* _Exercise objective_
Please retype the data in full and exactly; the pictures are not part of the copy.

(begin)

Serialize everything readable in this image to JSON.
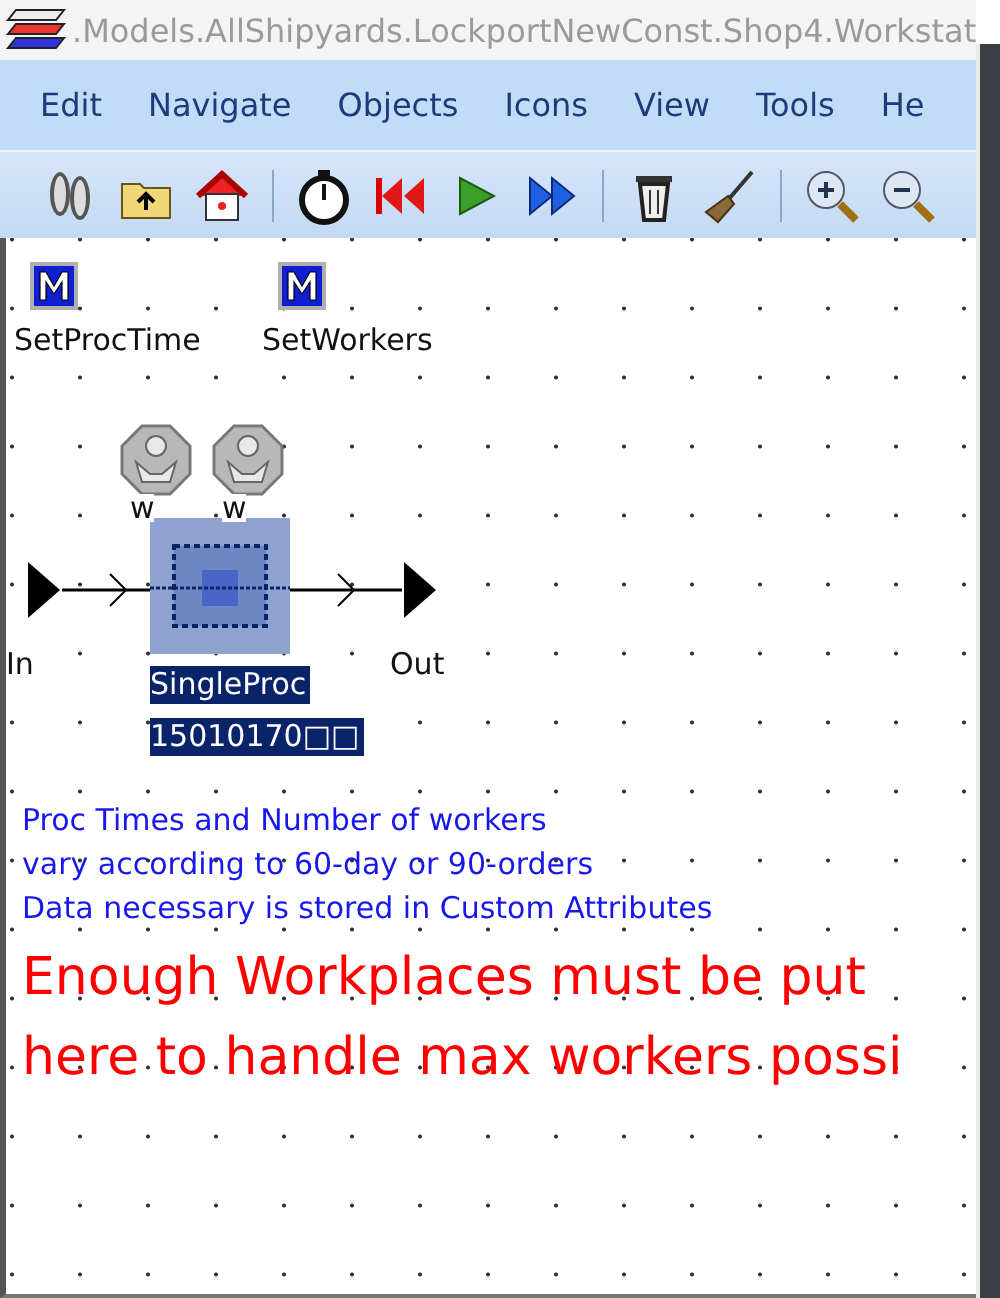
{
  "window": {
    "title": ".Models.AllShipyards.LockportNewConst.Shop4.Workstat"
  },
  "menu": [
    "Edit",
    "Navigate",
    "Objects",
    "Icons",
    "View",
    "Tools",
    "He"
  ],
  "canvas": {
    "methods": [
      {
        "label": "SetProcTime"
      },
      {
        "label": "SetWorkers"
      }
    ],
    "workers": [
      {
        "label": "w"
      },
      {
        "label": "w"
      }
    ],
    "source": {
      "label": "In"
    },
    "drain": {
      "label": "Out"
    },
    "station": {
      "label": "SingleProc",
      "value": "15010170□□",
      "selected": true
    },
    "notes": [
      {
        "kind": "note",
        "text": "Proc Times and Number of workers"
      },
      {
        "kind": "note",
        "text": "vary according to 60-day or 90-orders"
      },
      {
        "kind": "note",
        "text": "Data necessary is stored in Custom Attributes"
      },
      {
        "kind": "warning",
        "text": "Enough Workplaces must be put"
      },
      {
        "kind": "warning",
        "text": "here to handle max workers possi"
      }
    ]
  }
}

(end)

* _Output_
Serialize everything readable in this image to JSON.
{
  "window": {
    "title": ".Models.AllShipyards.LockportNewConst.Shop4.Workstat"
  },
  "menu": [
    "Edit",
    "Navigate",
    "Objects",
    "Icons",
    "View",
    "Tools",
    "He"
  ],
  "canvas": {
    "methods": [
      {
        "label": "SetProcTime"
      },
      {
        "label": "SetWorkers"
      }
    ],
    "workers": [
      {
        "label": "w"
      },
      {
        "label": "w"
      }
    ],
    "source": {
      "label": "In"
    },
    "drain": {
      "label": "Out"
    },
    "station": {
      "label": "SingleProc",
      "value": "15010170□□",
      "selected": true
    },
    "notes": [
      {
        "kind": "note",
        "text": "Proc Times and Number of workers"
      },
      {
        "kind": "note",
        "text": "vary according to 60-day or 90-orders"
      },
      {
        "kind": "note",
        "text": "Data necessary is stored in Custom Attributes"
      },
      {
        "kind": "warning",
        "text": "Enough Workplaces must be put"
      },
      {
        "kind": "warning",
        "text": "here to handle max workers possi"
      }
    ]
  }
}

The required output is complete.